§ **Goal**
Report all lines from the entries below in which "kränkande" appears.

§ **Supplied material**
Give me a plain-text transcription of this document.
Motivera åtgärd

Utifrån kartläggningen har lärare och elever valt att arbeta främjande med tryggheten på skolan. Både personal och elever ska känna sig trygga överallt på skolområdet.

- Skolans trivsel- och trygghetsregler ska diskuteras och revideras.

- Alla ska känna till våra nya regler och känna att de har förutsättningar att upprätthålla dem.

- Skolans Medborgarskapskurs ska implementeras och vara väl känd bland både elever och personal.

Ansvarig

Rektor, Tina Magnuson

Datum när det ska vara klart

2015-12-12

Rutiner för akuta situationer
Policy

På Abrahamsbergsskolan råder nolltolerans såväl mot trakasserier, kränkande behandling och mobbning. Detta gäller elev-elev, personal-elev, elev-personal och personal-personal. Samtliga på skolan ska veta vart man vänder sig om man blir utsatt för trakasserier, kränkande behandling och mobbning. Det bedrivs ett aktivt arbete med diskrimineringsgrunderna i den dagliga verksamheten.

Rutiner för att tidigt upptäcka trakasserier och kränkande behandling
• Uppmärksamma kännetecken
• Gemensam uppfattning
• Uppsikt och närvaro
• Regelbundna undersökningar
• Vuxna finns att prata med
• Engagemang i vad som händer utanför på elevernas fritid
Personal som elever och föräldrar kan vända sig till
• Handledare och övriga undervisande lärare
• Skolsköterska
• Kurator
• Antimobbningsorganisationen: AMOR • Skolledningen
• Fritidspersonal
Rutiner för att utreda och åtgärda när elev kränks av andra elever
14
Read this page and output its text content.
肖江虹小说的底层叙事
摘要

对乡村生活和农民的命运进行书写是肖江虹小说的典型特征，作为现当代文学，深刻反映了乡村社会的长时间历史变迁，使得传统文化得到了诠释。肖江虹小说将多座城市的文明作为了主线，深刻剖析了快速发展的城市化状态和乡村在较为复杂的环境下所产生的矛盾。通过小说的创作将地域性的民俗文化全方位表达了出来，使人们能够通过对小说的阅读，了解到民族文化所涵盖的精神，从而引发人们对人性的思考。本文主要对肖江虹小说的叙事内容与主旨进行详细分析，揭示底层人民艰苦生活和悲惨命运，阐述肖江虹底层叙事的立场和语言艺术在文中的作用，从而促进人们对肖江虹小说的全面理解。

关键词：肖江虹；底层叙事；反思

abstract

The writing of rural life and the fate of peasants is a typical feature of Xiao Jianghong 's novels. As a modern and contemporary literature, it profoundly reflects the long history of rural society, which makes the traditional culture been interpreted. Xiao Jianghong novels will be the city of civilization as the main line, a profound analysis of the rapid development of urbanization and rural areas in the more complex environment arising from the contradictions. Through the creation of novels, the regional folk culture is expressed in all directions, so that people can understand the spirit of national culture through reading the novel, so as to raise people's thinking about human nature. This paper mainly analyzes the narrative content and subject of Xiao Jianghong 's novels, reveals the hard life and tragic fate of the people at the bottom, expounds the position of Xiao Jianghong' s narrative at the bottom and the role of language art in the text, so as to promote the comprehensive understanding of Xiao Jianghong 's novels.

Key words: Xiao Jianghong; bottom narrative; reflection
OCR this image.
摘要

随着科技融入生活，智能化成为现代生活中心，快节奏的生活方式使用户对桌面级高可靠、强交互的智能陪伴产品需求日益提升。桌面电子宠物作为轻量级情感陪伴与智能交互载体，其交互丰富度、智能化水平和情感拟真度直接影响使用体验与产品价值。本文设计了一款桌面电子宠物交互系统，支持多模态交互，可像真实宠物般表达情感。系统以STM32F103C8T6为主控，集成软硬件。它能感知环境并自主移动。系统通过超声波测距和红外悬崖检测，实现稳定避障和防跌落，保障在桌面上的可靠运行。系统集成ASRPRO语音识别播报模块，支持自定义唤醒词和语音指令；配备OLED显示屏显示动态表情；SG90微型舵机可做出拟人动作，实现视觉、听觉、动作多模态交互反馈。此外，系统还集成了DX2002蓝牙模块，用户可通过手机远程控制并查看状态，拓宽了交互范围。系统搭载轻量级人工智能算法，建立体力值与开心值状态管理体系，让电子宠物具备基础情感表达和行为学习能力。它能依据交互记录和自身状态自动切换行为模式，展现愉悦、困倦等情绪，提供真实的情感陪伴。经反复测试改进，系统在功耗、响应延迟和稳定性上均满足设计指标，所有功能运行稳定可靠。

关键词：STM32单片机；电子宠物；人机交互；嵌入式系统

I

§ **Full response**
På Abrahamsbergsskolan råder nolltolerans såväl mot trakasserier, kränkande behandling och mobbning. Detta gäller elev-elev, personal-elev, elev-personal och personal-personal. Samtliga på skolan ska veta vart man vänder sig om man blir utsatt för trakasserier, kränkande behandling och mobbning. Det bedrivs ett aktivt arbete med diskrimineringsgrunderna i den dagliga verksamheten.
Rutiner för att tidigt upptäcka trakasserier och kränkande behandling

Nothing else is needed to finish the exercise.